— BEGIN —

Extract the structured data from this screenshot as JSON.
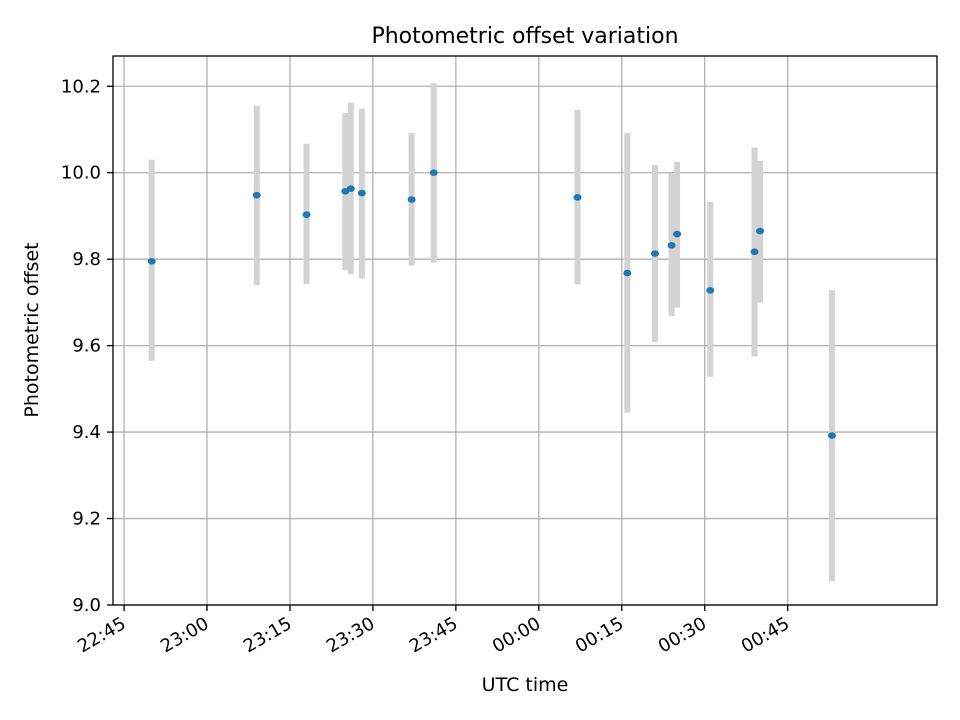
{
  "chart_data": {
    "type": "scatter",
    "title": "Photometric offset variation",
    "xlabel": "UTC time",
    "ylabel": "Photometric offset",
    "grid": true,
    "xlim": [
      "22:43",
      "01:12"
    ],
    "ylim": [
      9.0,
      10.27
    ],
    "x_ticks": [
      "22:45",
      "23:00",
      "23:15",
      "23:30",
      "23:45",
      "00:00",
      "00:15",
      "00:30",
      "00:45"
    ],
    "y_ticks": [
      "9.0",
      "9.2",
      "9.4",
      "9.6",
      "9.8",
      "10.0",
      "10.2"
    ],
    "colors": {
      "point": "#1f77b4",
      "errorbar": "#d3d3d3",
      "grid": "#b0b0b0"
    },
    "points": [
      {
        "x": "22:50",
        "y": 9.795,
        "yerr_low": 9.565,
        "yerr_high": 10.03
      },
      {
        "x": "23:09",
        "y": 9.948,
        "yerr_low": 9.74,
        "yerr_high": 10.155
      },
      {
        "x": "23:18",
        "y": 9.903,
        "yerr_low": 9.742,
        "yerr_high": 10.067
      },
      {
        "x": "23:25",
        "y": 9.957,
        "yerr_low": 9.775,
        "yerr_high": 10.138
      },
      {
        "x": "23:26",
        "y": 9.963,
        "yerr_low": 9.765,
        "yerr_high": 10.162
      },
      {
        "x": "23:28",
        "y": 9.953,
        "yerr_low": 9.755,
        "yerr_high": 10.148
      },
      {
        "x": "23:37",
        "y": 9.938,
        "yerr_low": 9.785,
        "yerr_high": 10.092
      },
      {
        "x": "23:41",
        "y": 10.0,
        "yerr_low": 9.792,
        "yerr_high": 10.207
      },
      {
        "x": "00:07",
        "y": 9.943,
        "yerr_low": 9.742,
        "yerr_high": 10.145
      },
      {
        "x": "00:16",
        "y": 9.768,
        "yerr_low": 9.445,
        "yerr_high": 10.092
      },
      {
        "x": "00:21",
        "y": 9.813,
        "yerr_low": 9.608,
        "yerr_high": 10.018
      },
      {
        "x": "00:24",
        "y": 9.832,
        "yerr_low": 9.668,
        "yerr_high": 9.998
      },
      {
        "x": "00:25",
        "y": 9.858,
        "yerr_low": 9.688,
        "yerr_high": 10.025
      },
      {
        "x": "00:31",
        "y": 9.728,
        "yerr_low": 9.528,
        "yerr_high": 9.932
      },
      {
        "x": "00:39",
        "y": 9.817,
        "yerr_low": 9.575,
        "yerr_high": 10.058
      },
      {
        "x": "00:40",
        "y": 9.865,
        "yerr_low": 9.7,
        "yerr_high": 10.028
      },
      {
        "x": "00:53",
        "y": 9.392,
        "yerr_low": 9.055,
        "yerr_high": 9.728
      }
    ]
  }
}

— END —

## [Objective]
Leave out the pictures and print each record exactly as it stands.

## [Result for this task]
Extract the structured data from this screenshot as JSON.
{
  "chart_data": {
    "type": "scatter",
    "title": "Photometric offset variation",
    "xlabel": "UTC time",
    "ylabel": "Photometric offset",
    "grid": true,
    "xlim": [
      "22:43",
      "01:12"
    ],
    "ylim": [
      9.0,
      10.27
    ],
    "x_ticks": [
      "22:45",
      "23:00",
      "23:15",
      "23:30",
      "23:45",
      "00:00",
      "00:15",
      "00:30",
      "00:45"
    ],
    "y_ticks": [
      "9.0",
      "9.2",
      "9.4",
      "9.6",
      "9.8",
      "10.0",
      "10.2"
    ],
    "colors": {
      "point": "#1f77b4",
      "errorbar": "#d3d3d3",
      "grid": "#b0b0b0"
    },
    "points": [
      {
        "x": "22:50",
        "y": 9.795,
        "yerr_low": 9.565,
        "yerr_high": 10.03
      },
      {
        "x": "23:09",
        "y": 9.948,
        "yerr_low": 9.74,
        "yerr_high": 10.155
      },
      {
        "x": "23:18",
        "y": 9.903,
        "yerr_low": 9.742,
        "yerr_high": 10.067
      },
      {
        "x": "23:25",
        "y": 9.957,
        "yerr_low": 9.775,
        "yerr_high": 10.138
      },
      {
        "x": "23:26",
        "y": 9.963,
        "yerr_low": 9.765,
        "yerr_high": 10.162
      },
      {
        "x": "23:28",
        "y": 9.953,
        "yerr_low": 9.755,
        "yerr_high": 10.148
      },
      {
        "x": "23:37",
        "y": 9.938,
        "yerr_low": 9.785,
        "yerr_high": 10.092
      },
      {
        "x": "23:41",
        "y": 10.0,
        "yerr_low": 9.792,
        "yerr_high": 10.207
      },
      {
        "x": "00:07",
        "y": 9.943,
        "yerr_low": 9.742,
        "yerr_high": 10.145
      },
      {
        "x": "00:16",
        "y": 9.768,
        "yerr_low": 9.445,
        "yerr_high": 10.092
      },
      {
        "x": "00:21",
        "y": 9.813,
        "yerr_low": 9.608,
        "yerr_high": 10.018
      },
      {
        "x": "00:24",
        "y": 9.832,
        "yerr_low": 9.668,
        "yerr_high": 9.998
      },
      {
        "x": "00:25",
        "y": 9.858,
        "yerr_low": 9.688,
        "yerr_high": 10.025
      },
      {
        "x": "00:31",
        "y": 9.728,
        "yerr_low": 9.528,
        "yerr_high": 9.932
      },
      {
        "x": "00:39",
        "y": 9.817,
        "yerr_low": 9.575,
        "yerr_high": 10.058
      },
      {
        "x": "00:40",
        "y": 9.865,
        "yerr_low": 9.7,
        "yerr_high": 10.028
      },
      {
        "x": "00:53",
        "y": 9.392,
        "yerr_low": 9.055,
        "yerr_high": 9.728
      }
    ]
  }
}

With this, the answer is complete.